Aim of the task: Filter out everything except lines holding "talents".

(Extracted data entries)

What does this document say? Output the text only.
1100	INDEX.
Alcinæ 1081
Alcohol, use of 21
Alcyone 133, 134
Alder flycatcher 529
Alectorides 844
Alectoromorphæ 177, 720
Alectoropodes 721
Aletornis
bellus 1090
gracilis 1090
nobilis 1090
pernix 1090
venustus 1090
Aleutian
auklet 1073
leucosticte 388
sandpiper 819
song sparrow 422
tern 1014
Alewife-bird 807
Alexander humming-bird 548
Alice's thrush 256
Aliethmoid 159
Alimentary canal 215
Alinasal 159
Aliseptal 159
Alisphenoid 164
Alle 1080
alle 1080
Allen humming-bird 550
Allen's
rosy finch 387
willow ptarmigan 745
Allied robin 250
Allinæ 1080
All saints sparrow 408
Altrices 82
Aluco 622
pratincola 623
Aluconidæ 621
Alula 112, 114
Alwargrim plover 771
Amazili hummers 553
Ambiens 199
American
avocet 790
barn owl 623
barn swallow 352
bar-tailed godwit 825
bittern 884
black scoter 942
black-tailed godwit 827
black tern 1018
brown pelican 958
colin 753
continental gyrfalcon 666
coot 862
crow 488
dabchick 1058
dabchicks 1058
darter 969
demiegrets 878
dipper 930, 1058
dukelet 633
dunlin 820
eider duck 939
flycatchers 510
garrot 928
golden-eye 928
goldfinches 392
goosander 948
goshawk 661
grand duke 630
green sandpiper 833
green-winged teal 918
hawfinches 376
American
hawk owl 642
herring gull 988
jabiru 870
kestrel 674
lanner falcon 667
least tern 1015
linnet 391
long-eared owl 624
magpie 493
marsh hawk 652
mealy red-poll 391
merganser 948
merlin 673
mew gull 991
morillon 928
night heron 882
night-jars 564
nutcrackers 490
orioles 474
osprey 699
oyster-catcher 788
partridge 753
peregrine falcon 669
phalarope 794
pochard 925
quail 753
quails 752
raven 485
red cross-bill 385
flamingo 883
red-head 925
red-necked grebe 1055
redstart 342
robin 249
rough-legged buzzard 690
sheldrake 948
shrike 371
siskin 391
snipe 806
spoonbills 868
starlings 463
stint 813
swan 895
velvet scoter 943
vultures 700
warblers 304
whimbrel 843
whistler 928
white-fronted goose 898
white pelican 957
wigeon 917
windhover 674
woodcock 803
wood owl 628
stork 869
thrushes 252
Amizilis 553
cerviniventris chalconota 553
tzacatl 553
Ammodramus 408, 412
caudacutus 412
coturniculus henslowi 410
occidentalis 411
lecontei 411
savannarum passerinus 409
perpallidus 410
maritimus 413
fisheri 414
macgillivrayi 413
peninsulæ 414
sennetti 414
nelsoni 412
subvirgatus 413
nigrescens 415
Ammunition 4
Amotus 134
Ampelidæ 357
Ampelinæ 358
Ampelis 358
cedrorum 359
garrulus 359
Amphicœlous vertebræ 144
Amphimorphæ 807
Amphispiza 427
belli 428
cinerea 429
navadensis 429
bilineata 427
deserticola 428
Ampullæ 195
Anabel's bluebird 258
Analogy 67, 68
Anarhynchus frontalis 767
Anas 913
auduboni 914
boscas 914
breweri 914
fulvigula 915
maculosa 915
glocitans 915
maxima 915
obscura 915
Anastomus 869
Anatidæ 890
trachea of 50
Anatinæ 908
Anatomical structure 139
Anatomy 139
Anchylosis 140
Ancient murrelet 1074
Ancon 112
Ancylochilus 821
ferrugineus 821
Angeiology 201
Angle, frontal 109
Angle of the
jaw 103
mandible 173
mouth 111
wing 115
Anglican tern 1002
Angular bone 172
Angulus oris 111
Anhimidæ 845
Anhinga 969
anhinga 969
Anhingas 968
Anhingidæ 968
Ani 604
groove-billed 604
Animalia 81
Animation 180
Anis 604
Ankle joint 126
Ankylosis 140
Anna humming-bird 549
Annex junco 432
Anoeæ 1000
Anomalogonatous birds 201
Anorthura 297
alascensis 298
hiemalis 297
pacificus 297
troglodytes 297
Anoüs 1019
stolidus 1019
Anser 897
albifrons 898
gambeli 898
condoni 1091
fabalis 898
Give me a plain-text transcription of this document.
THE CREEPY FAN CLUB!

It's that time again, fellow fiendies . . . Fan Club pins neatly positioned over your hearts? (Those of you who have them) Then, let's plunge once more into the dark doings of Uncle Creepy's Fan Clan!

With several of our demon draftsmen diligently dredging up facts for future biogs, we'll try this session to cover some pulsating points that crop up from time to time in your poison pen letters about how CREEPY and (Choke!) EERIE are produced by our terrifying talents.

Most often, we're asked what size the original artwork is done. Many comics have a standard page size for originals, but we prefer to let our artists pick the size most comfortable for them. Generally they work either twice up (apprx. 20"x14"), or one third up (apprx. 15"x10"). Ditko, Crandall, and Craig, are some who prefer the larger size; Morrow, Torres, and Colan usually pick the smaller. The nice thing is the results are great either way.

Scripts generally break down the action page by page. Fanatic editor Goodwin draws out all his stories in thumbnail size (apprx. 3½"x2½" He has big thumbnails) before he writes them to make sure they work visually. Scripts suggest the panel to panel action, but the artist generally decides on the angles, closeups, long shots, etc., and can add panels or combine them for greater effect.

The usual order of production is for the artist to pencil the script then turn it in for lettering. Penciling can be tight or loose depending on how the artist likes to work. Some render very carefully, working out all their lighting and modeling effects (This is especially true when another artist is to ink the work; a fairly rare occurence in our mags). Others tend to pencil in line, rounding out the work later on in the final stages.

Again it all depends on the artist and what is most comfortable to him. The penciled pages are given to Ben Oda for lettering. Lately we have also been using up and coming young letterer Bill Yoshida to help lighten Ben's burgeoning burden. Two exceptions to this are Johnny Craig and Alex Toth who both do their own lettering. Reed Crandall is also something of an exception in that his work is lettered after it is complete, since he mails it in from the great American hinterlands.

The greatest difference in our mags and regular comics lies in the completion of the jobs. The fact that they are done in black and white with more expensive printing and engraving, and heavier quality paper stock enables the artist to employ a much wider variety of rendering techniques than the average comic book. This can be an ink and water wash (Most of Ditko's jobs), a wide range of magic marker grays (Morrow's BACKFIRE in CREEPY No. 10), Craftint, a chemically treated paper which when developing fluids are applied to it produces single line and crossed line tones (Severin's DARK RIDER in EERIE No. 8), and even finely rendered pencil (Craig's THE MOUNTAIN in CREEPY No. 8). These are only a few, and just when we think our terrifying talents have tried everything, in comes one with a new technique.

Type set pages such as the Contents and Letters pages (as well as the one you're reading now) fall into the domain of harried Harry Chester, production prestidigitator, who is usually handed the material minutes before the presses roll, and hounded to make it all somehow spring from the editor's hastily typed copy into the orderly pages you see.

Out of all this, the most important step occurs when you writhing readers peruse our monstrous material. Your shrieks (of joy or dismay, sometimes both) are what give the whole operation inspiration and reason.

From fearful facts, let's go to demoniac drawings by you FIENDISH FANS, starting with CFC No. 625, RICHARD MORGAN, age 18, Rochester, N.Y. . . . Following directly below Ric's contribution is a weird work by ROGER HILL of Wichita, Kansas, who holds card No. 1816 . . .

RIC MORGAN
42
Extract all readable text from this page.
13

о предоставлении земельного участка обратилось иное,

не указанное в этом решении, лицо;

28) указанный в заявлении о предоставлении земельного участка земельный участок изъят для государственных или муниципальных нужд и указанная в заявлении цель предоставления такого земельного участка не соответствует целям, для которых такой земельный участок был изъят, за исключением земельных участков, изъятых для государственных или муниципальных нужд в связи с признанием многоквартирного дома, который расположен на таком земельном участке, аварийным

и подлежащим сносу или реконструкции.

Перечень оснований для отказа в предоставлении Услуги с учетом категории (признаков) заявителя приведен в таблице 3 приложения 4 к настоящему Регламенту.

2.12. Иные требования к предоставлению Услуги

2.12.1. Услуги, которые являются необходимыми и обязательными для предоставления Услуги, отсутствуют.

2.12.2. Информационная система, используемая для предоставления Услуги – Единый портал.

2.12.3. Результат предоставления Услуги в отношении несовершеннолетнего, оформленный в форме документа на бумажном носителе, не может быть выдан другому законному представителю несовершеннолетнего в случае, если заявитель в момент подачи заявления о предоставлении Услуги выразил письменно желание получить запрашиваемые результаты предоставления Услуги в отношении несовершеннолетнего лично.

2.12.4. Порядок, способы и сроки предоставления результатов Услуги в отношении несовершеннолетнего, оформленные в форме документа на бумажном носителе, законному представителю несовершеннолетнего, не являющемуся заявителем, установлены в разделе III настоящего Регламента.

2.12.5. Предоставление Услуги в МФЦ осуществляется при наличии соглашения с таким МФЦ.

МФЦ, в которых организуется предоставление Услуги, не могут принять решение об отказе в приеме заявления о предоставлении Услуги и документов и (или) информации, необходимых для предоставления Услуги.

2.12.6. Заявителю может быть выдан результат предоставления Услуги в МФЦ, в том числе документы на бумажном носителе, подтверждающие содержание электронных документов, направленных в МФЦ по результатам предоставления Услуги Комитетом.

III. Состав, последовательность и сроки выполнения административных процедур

Solution:
With several of our demon draftsmen diligently dredging up facts for future biogs, we'll try this session to cover some pulsating points that crop up from time to time in your poison pen letters about how CREEPY and (Choke!) EERIE are produced by our terrifying talents.
The greatest difference in our mags and regular comics lies in the completion of the jobs. The fact that they are done in black and white with more expensive printing and engraving, and heavier quality paper stock enables the artist to employ a much wider variety of rendering techniques than the average comic book. This can be an ink and water wash (Most of Ditko's jobs), a wide range of magic marker grays (Morrow's BACKFIRE in CREEPY No. 10), Craftint, a chemically treated paper which when developing fluids are applied to it produces single line and crossed line tones (Severin's DARK RIDER in EERIE No. 8), and even finely rendered pencil (Craig's THE MOUNTAIN in CREEPY No. 8). These are only a few, and just when we think our terrifying talents have tried everything, in comes one with a new technique.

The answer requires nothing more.